Exactly reproduce all the records, keeping pictures out of the copy.

***** The records

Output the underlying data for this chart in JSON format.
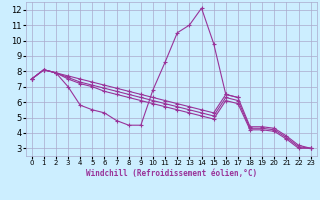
{
  "xlabel": "Windchill (Refroidissement éolien,°C)",
  "bg_color": "#cceeff",
  "grid_color": "#aaaacc",
  "line_color": "#993399",
  "xlim": [
    -0.5,
    23.5
  ],
  "ylim": [
    2.5,
    12.5
  ],
  "xticks": [
    0,
    1,
    2,
    3,
    4,
    5,
    6,
    7,
    8,
    9,
    10,
    11,
    12,
    13,
    14,
    15,
    16,
    17,
    18,
    19,
    20,
    21,
    22,
    23
  ],
  "yticks": [
    3,
    4,
    5,
    6,
    7,
    8,
    9,
    10,
    11,
    12
  ],
  "lines": [
    {
      "x": [
        0,
        1,
        2,
        3,
        4,
        5,
        6,
        7,
        8,
        9,
        10,
        11,
        12,
        13,
        14,
        15,
        16,
        17,
        18,
        19,
        20,
        21,
        22,
        23
      ],
      "y": [
        7.5,
        8.1,
        7.9,
        7.0,
        5.8,
        5.5,
        5.3,
        4.8,
        4.5,
        4.5,
        6.8,
        8.6,
        10.5,
        11.0,
        12.1,
        9.8,
        6.5,
        6.3,
        null,
        null,
        null,
        null,
        null,
        null
      ]
    },
    {
      "x": [
        0,
        1,
        2,
        3,
        4,
        5,
        6,
        7,
        8,
        9,
        10,
        11,
        12,
        13,
        14,
        15,
        16,
        17,
        18,
        19,
        20,
        21,
        22,
        23
      ],
      "y": [
        7.5,
        8.1,
        7.9,
        7.7,
        7.5,
        7.3,
        7.1,
        6.9,
        6.7,
        6.5,
        6.3,
        6.1,
        5.9,
        5.7,
        5.5,
        5.3,
        6.5,
        6.3,
        4.4,
        4.4,
        4.3,
        3.8,
        3.2,
        3.0
      ]
    },
    {
      "x": [
        0,
        1,
        2,
        3,
        4,
        5,
        6,
        7,
        8,
        9,
        10,
        11,
        12,
        13,
        14,
        15,
        16,
        17,
        18,
        19,
        20,
        21,
        22,
        23
      ],
      "y": [
        7.5,
        8.1,
        7.9,
        7.6,
        7.3,
        7.1,
        6.9,
        6.7,
        6.5,
        6.3,
        6.1,
        5.9,
        5.7,
        5.5,
        5.3,
        5.1,
        6.3,
        6.1,
        4.3,
        4.3,
        4.2,
        3.7,
        3.1,
        3.0
      ]
    },
    {
      "x": [
        0,
        1,
        2,
        3,
        4,
        5,
        6,
        7,
        8,
        9,
        10,
        11,
        12,
        13,
        14,
        15,
        16,
        17,
        18,
        19,
        20,
        21,
        22,
        23
      ],
      "y": [
        7.5,
        8.1,
        7.9,
        7.5,
        7.2,
        7.0,
        6.7,
        6.5,
        6.3,
        6.1,
        5.9,
        5.7,
        5.5,
        5.3,
        5.1,
        4.9,
        6.1,
        5.9,
        4.2,
        4.2,
        4.1,
        3.6,
        3.0,
        3.0
      ]
    }
  ]
}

**********

**Solution**
Output the underlying data for this chart in JSON format.
{
  "xlabel": "Windchill (Refroidissement éolien,°C)",
  "bg_color": "#cceeff",
  "grid_color": "#aaaacc",
  "line_color": "#993399",
  "xlim": [
    -0.5,
    23.5
  ],
  "ylim": [
    2.5,
    12.5
  ],
  "xticks": [
    0,
    1,
    2,
    3,
    4,
    5,
    6,
    7,
    8,
    9,
    10,
    11,
    12,
    13,
    14,
    15,
    16,
    17,
    18,
    19,
    20,
    21,
    22,
    23
  ],
  "yticks": [
    3,
    4,
    5,
    6,
    7,
    8,
    9,
    10,
    11,
    12
  ],
  "lines": [
    {
      "x": [
        0,
        1,
        2,
        3,
        4,
        5,
        6,
        7,
        8,
        9,
        10,
        11,
        12,
        13,
        14,
        15,
        16,
        17,
        18,
        19,
        20,
        21,
        22,
        23
      ],
      "y": [
        7.5,
        8.1,
        7.9,
        7.0,
        5.8,
        5.5,
        5.3,
        4.8,
        4.5,
        4.5,
        6.8,
        8.6,
        10.5,
        11.0,
        12.1,
        9.8,
        6.5,
        6.3,
        null,
        null,
        null,
        null,
        null,
        null
      ]
    },
    {
      "x": [
        0,
        1,
        2,
        3,
        4,
        5,
        6,
        7,
        8,
        9,
        10,
        11,
        12,
        13,
        14,
        15,
        16,
        17,
        18,
        19,
        20,
        21,
        22,
        23
      ],
      "y": [
        7.5,
        8.1,
        7.9,
        7.7,
        7.5,
        7.3,
        7.1,
        6.9,
        6.7,
        6.5,
        6.3,
        6.1,
        5.9,
        5.7,
        5.5,
        5.3,
        6.5,
        6.3,
        4.4,
        4.4,
        4.3,
        3.8,
        3.2,
        3.0
      ]
    },
    {
      "x": [
        0,
        1,
        2,
        3,
        4,
        5,
        6,
        7,
        8,
        9,
        10,
        11,
        12,
        13,
        14,
        15,
        16,
        17,
        18,
        19,
        20,
        21,
        22,
        23
      ],
      "y": [
        7.5,
        8.1,
        7.9,
        7.6,
        7.3,
        7.1,
        6.9,
        6.7,
        6.5,
        6.3,
        6.1,
        5.9,
        5.7,
        5.5,
        5.3,
        5.1,
        6.3,
        6.1,
        4.3,
        4.3,
        4.2,
        3.7,
        3.1,
        3.0
      ]
    },
    {
      "x": [
        0,
        1,
        2,
        3,
        4,
        5,
        6,
        7,
        8,
        9,
        10,
        11,
        12,
        13,
        14,
        15,
        16,
        17,
        18,
        19,
        20,
        21,
        22,
        23
      ],
      "y": [
        7.5,
        8.1,
        7.9,
        7.5,
        7.2,
        7.0,
        6.7,
        6.5,
        6.3,
        6.1,
        5.9,
        5.7,
        5.5,
        5.3,
        5.1,
        4.9,
        6.1,
        5.9,
        4.2,
        4.2,
        4.1,
        3.6,
        3.0,
        3.0
      ]
    }
  ]
}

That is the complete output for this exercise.